Entries from a visual dataset:
- - -

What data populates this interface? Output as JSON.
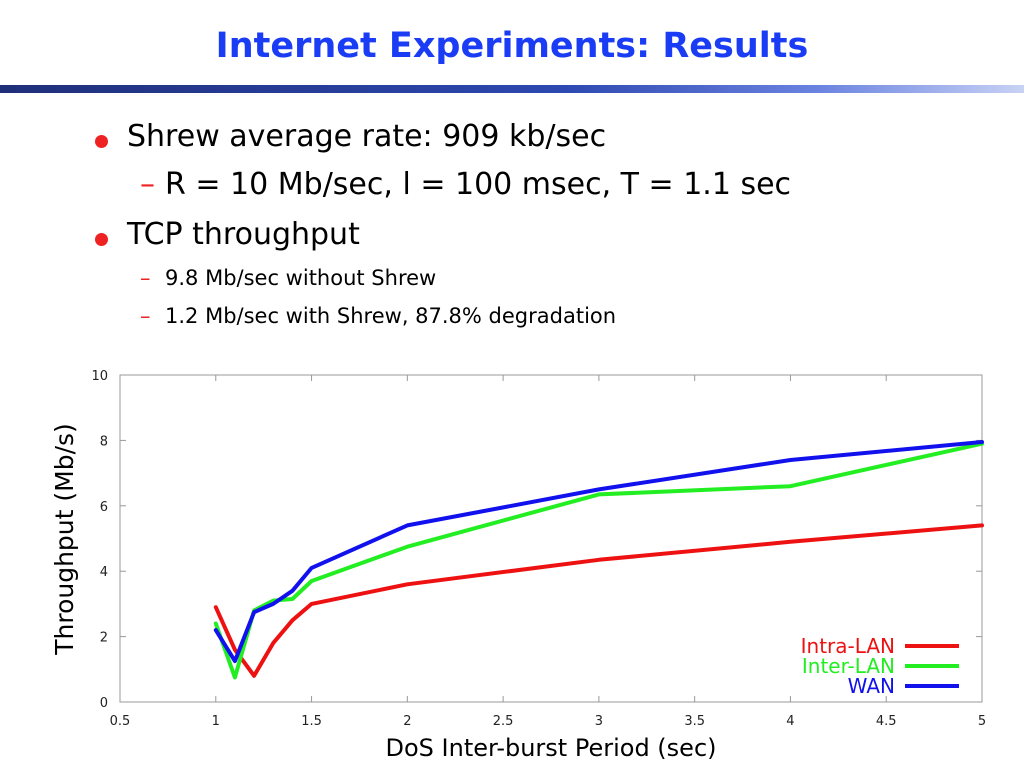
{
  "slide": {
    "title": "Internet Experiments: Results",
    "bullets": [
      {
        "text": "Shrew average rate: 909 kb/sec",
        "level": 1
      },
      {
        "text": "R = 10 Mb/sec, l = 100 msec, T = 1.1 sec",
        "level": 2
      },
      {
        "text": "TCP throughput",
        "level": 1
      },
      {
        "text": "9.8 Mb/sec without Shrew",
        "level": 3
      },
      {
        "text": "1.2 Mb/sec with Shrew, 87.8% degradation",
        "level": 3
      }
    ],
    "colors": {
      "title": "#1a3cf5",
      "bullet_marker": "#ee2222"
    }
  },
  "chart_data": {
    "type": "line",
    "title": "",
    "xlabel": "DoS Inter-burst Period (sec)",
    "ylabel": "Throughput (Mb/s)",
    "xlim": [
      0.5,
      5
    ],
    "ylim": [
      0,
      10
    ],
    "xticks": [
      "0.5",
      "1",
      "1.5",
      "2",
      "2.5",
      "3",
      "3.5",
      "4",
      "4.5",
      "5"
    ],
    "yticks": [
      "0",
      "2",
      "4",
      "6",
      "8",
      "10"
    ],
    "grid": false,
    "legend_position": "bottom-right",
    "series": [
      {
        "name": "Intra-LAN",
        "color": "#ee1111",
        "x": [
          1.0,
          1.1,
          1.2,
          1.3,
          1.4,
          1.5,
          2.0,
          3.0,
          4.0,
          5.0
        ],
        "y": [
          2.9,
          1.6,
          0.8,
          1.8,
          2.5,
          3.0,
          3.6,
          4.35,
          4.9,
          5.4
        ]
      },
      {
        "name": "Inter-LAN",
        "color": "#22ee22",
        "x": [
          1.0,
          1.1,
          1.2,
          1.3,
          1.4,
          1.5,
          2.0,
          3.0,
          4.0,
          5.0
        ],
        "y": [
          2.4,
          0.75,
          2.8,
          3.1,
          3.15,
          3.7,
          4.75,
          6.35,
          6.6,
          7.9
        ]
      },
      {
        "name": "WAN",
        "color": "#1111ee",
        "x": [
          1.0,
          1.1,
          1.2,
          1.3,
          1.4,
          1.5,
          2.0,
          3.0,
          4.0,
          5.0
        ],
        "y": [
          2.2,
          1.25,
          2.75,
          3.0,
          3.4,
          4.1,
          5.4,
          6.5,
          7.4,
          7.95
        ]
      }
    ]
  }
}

- - -

Aim:
Extract all the entries word for word; omit any pictures.

Expected output:
What data populates this interface? Output as JSON.
{
  "slide": {
    "title": "Internet Experiments: Results",
    "bullets": [
      {
        "text": "Shrew average rate: 909 kb/sec",
        "level": 1
      },
      {
        "text": "R = 10 Mb/sec, l = 100 msec, T = 1.1 sec",
        "level": 2
      },
      {
        "text": "TCP throughput",
        "level": 1
      },
      {
        "text": "9.8 Mb/sec without Shrew",
        "level": 3
      },
      {
        "text": "1.2 Mb/sec with Shrew, 87.8% degradation",
        "level": 3
      }
    ],
    "colors": {
      "title": "#1a3cf5",
      "bullet_marker": "#ee2222"
    }
  },
  "chart_data": {
    "type": "line",
    "title": "",
    "xlabel": "DoS Inter-burst Period (sec)",
    "ylabel": "Throughput (Mb/s)",
    "xlim": [
      0.5,
      5
    ],
    "ylim": [
      0,
      10
    ],
    "xticks": [
      "0.5",
      "1",
      "1.5",
      "2",
      "2.5",
      "3",
      "3.5",
      "4",
      "4.5",
      "5"
    ],
    "yticks": [
      "0",
      "2",
      "4",
      "6",
      "8",
      "10"
    ],
    "grid": false,
    "legend_position": "bottom-right",
    "series": [
      {
        "name": "Intra-LAN",
        "color": "#ee1111",
        "x": [
          1.0,
          1.1,
          1.2,
          1.3,
          1.4,
          1.5,
          2.0,
          3.0,
          4.0,
          5.0
        ],
        "y": [
          2.9,
          1.6,
          0.8,
          1.8,
          2.5,
          3.0,
          3.6,
          4.35,
          4.9,
          5.4
        ]
      },
      {
        "name": "Inter-LAN",
        "color": "#22ee22",
        "x": [
          1.0,
          1.1,
          1.2,
          1.3,
          1.4,
          1.5,
          2.0,
          3.0,
          4.0,
          5.0
        ],
        "y": [
          2.4,
          0.75,
          2.8,
          3.1,
          3.15,
          3.7,
          4.75,
          6.35,
          6.6,
          7.9
        ]
      },
      {
        "name": "WAN",
        "color": "#1111ee",
        "x": [
          1.0,
          1.1,
          1.2,
          1.3,
          1.4,
          1.5,
          2.0,
          3.0,
          4.0,
          5.0
        ],
        "y": [
          2.2,
          1.25,
          2.75,
          3.0,
          3.4,
          4.1,
          5.4,
          6.5,
          7.4,
          7.95
        ]
      }
    ]
  }
}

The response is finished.